Tally every line of the material that includes "title", then give the tally and nothing else.

*** Data supplied

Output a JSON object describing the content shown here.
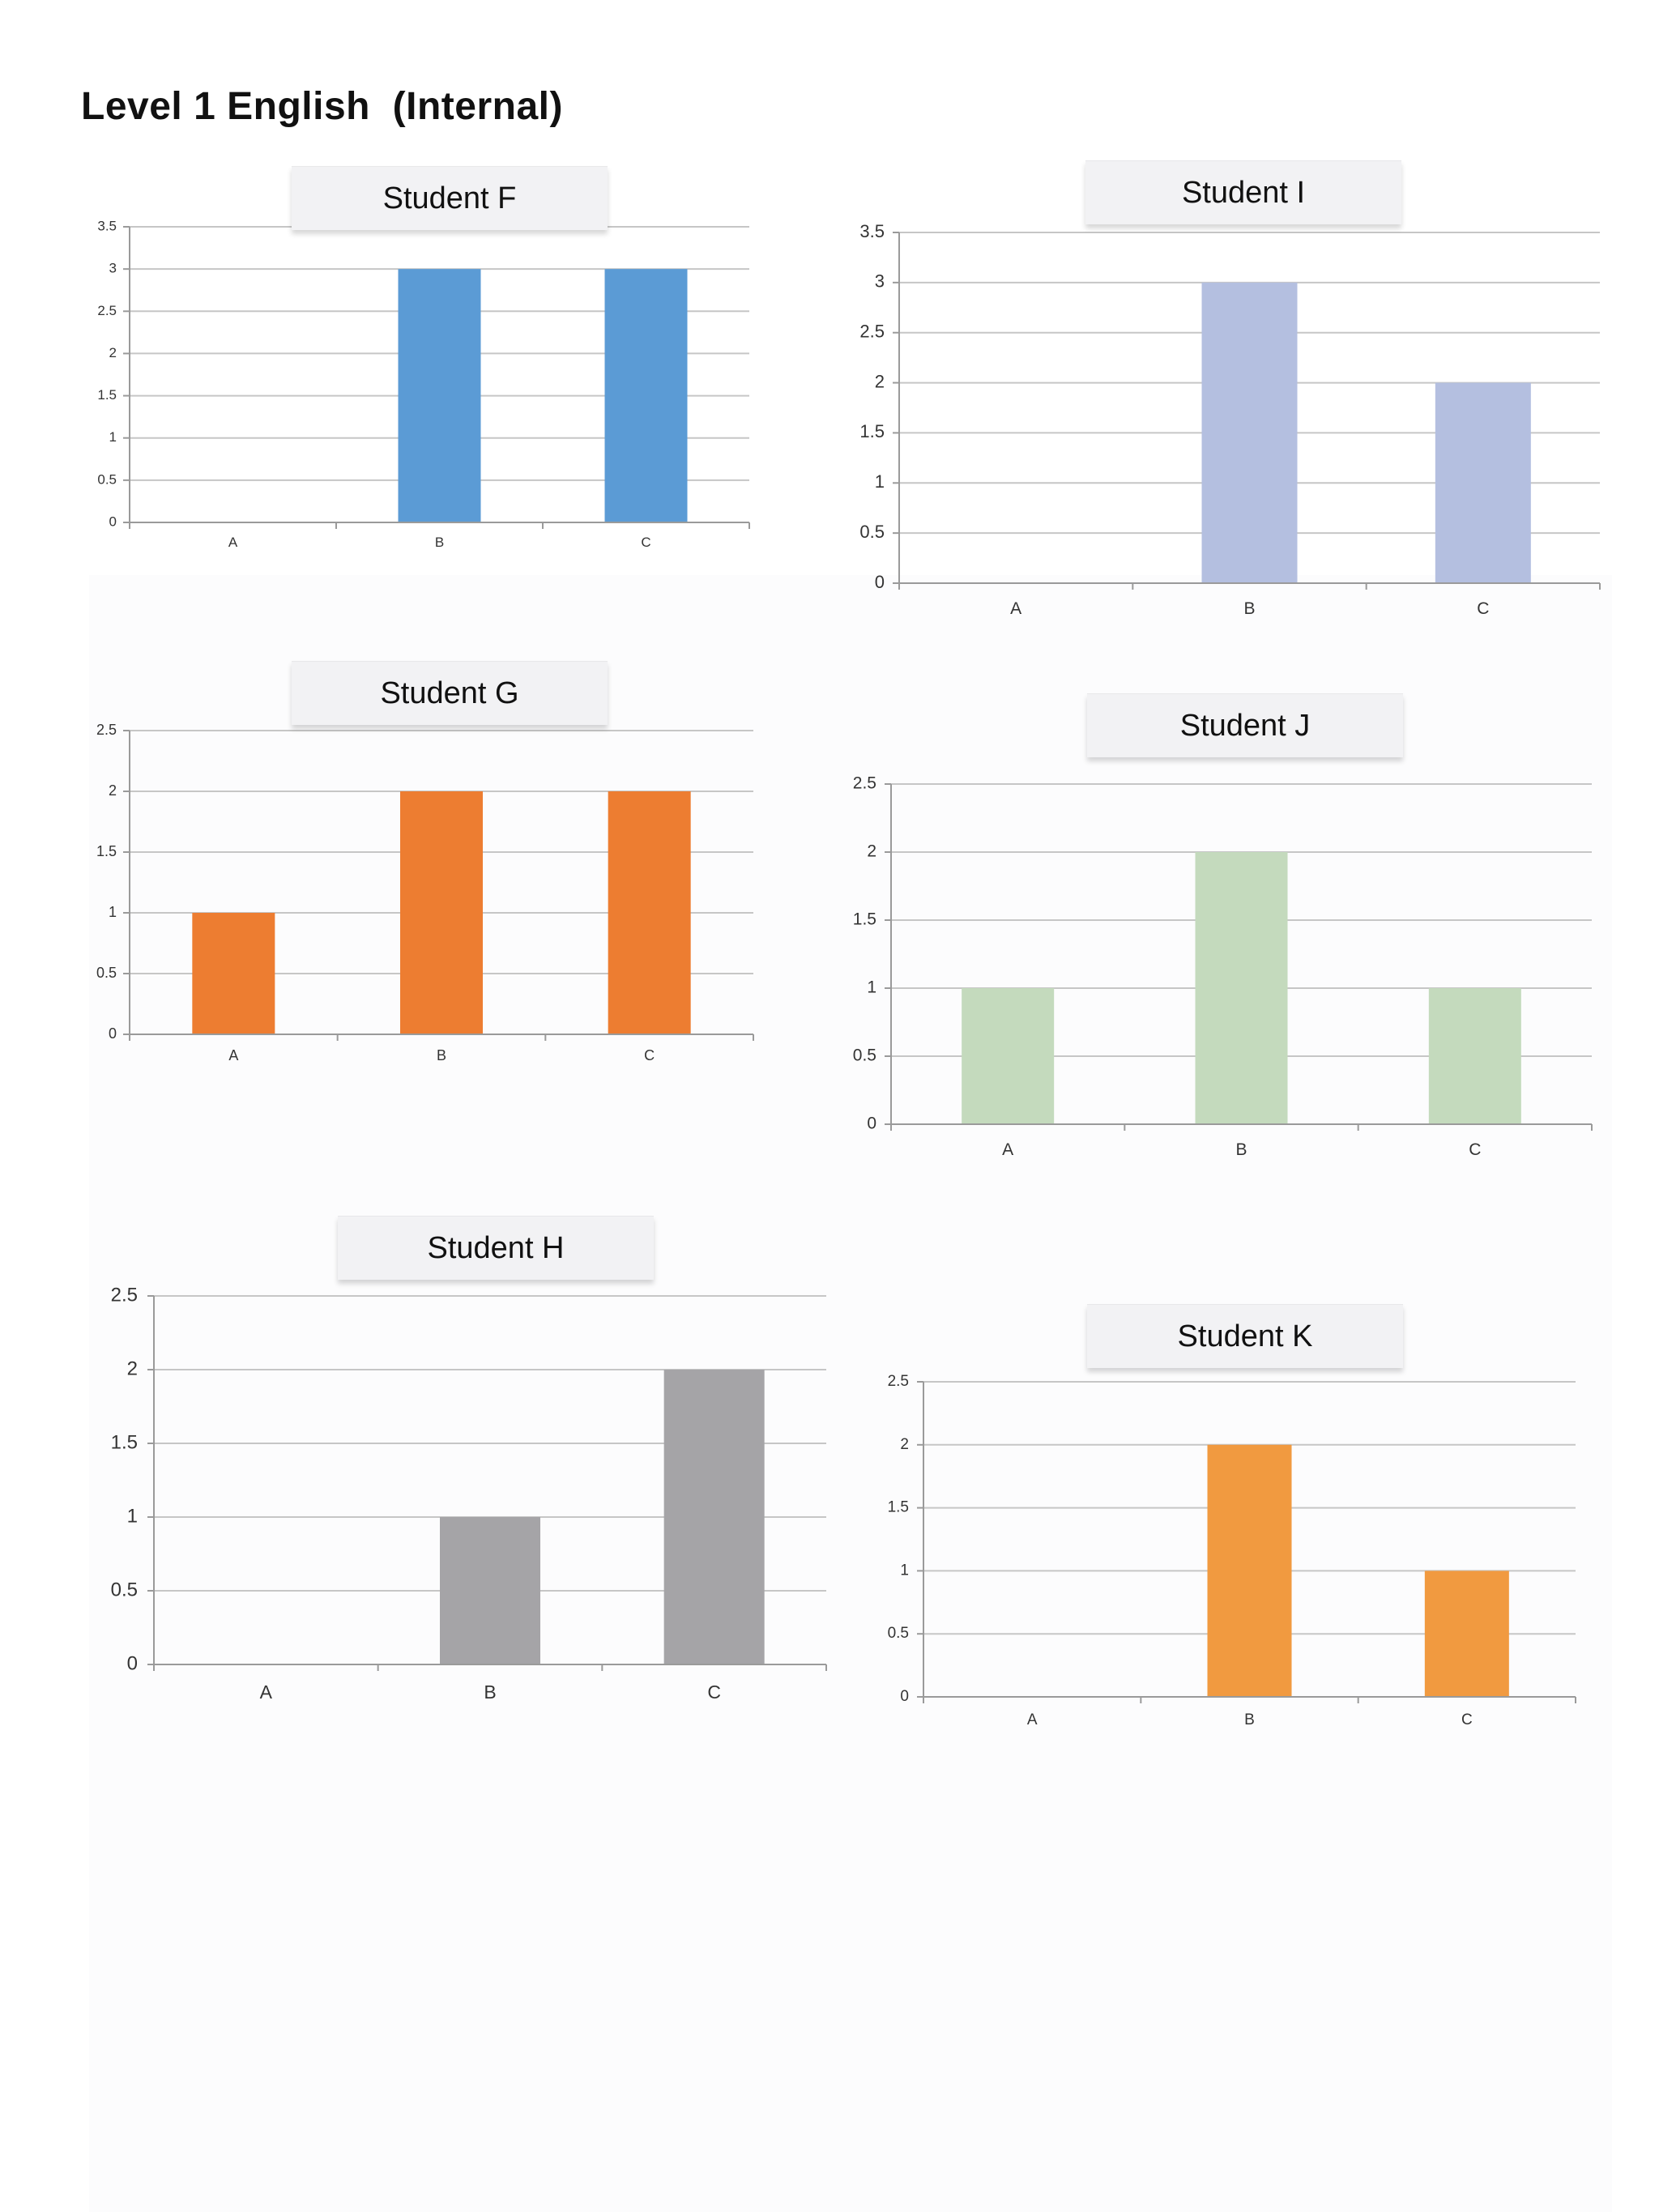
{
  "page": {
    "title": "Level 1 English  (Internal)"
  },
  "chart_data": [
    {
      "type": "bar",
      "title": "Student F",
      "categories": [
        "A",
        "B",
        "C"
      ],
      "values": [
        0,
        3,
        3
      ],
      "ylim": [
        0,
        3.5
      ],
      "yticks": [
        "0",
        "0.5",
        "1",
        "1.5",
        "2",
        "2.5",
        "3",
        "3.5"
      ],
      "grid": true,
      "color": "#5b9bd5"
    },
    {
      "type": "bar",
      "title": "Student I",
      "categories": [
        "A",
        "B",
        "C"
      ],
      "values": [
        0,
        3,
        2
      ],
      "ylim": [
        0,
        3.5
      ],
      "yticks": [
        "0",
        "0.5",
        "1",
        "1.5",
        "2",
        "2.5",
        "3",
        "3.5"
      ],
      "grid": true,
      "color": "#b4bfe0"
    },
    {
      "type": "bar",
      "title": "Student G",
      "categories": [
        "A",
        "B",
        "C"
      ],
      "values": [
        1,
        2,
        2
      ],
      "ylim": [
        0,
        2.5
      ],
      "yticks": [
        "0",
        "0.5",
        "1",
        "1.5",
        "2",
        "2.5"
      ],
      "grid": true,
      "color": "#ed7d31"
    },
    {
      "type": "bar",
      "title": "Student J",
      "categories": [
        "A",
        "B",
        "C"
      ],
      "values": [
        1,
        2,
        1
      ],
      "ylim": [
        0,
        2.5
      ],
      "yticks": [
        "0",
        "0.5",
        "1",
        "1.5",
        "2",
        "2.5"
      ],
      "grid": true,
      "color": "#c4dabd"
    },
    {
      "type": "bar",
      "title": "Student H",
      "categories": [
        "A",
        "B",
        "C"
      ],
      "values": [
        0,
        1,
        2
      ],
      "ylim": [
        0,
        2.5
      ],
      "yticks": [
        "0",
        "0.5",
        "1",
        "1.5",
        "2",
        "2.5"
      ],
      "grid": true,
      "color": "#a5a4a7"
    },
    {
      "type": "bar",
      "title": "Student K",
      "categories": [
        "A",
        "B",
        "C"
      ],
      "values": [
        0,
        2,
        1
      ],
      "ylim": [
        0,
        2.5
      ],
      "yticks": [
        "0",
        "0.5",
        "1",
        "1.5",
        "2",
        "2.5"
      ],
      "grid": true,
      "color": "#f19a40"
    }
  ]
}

******

Exercise result.
7